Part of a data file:
=-=-=-=-=

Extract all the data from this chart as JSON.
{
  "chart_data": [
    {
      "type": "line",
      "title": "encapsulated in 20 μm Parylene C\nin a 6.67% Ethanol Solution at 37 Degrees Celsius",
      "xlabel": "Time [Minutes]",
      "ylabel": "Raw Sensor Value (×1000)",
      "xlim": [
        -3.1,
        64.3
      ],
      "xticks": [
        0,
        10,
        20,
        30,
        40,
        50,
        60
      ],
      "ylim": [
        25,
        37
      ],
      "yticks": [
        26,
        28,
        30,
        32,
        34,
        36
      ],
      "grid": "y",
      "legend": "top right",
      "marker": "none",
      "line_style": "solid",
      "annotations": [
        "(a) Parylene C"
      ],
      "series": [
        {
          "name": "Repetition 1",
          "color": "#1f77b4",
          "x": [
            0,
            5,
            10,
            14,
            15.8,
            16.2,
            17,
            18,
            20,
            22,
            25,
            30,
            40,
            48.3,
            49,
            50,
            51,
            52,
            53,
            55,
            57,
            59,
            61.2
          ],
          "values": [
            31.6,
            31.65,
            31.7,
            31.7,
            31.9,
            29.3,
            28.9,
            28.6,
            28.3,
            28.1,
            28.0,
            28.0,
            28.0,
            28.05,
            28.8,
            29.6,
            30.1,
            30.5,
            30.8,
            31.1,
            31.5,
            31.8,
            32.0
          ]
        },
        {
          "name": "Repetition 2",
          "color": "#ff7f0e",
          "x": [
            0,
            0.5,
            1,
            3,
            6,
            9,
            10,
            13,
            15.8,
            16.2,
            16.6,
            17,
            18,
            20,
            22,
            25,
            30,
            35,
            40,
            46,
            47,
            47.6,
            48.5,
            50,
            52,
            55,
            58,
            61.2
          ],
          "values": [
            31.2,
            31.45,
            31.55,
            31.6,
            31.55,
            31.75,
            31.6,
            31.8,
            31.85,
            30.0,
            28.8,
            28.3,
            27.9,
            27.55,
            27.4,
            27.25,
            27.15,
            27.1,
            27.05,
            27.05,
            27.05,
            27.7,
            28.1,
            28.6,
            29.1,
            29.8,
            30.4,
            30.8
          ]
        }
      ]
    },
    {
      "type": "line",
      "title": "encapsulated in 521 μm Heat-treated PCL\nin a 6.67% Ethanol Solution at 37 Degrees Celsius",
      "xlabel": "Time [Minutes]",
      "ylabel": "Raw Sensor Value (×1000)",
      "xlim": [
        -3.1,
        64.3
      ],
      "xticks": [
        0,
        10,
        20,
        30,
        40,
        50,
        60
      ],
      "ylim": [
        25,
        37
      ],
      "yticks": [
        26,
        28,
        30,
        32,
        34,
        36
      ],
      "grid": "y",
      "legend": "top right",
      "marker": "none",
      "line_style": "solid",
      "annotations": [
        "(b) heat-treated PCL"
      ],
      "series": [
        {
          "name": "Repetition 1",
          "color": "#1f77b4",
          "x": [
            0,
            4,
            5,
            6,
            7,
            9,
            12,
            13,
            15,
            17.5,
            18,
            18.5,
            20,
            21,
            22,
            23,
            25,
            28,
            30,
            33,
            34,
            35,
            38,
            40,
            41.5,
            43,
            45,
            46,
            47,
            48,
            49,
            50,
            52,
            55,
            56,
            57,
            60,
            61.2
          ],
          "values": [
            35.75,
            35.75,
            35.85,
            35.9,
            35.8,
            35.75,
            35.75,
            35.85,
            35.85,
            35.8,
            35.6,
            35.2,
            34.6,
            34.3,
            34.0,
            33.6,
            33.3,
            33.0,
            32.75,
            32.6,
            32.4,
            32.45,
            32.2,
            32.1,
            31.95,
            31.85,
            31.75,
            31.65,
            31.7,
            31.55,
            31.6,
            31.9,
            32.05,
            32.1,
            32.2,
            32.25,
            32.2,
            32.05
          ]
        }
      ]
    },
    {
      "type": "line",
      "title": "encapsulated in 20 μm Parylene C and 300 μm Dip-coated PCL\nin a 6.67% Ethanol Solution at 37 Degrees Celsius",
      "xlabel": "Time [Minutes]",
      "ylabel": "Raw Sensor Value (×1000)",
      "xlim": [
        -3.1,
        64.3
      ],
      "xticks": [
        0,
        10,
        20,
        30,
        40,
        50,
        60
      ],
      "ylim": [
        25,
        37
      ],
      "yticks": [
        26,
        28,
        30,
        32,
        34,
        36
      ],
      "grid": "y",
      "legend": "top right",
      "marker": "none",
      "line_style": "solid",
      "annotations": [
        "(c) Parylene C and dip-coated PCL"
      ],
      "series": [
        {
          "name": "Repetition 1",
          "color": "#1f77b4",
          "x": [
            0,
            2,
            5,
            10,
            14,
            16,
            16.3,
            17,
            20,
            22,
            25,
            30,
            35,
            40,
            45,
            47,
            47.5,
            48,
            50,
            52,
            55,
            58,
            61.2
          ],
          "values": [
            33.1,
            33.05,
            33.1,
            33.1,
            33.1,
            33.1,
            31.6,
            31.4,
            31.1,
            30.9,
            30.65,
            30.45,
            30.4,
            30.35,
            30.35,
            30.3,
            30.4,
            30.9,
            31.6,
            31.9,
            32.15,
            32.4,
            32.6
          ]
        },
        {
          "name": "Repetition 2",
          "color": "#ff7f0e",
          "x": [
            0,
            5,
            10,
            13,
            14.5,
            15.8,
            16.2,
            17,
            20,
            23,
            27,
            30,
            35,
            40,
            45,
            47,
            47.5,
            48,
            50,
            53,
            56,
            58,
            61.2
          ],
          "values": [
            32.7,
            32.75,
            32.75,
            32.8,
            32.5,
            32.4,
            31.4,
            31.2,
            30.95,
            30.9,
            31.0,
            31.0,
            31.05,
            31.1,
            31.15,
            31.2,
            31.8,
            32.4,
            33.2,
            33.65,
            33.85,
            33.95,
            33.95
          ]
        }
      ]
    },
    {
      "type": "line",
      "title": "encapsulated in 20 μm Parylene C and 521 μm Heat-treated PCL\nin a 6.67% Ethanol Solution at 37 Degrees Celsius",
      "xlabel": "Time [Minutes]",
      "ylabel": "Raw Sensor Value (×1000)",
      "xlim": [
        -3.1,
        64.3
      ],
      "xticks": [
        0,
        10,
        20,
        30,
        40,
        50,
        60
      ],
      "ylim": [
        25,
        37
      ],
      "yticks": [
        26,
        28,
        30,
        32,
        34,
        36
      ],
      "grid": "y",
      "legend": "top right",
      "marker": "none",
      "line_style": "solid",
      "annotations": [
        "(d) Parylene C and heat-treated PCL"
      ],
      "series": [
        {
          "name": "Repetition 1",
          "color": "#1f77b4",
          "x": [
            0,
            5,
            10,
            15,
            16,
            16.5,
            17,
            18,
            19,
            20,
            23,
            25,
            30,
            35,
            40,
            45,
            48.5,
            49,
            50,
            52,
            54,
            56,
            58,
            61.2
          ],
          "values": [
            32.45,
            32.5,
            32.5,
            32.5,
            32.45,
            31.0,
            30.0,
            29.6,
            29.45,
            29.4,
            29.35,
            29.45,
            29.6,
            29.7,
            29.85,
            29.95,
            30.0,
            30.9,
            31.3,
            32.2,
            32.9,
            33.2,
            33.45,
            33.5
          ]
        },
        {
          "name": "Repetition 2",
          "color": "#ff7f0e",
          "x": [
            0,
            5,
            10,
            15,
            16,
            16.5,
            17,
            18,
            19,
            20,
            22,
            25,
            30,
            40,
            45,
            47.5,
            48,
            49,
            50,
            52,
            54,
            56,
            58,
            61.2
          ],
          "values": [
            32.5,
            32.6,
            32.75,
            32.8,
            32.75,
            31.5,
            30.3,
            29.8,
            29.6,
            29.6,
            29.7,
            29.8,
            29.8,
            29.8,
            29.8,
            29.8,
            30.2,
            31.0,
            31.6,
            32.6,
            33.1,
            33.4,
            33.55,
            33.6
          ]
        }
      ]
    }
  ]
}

=-=-=-=-=

> _WHAT THE TASK ASKS_: Find and copy each line above that includes the string "encapsulated".

> _EXPECTED ANSWER_:
      "title": "encapsulated in 20 μm Parylene C\nin a 6.67% Ethanol Solution at 37 Degrees Celsius",
      "title": "encapsulated in 521 μm Heat-treated PCL\nin a 6.67% Ethanol Solution at 37 Degrees Celsius",
      "title": "encapsulated in 20 μm Parylene C and 300 μm Dip-coated PCL\nin a 6.67% Ethanol Solution at 37 Degrees Celsius",
      "title": "encapsulated in 20 μm Parylene C and 521 μm Heat-treated PCL\nin a 6.67% Ethanol Solution at 37 Degrees Celsius",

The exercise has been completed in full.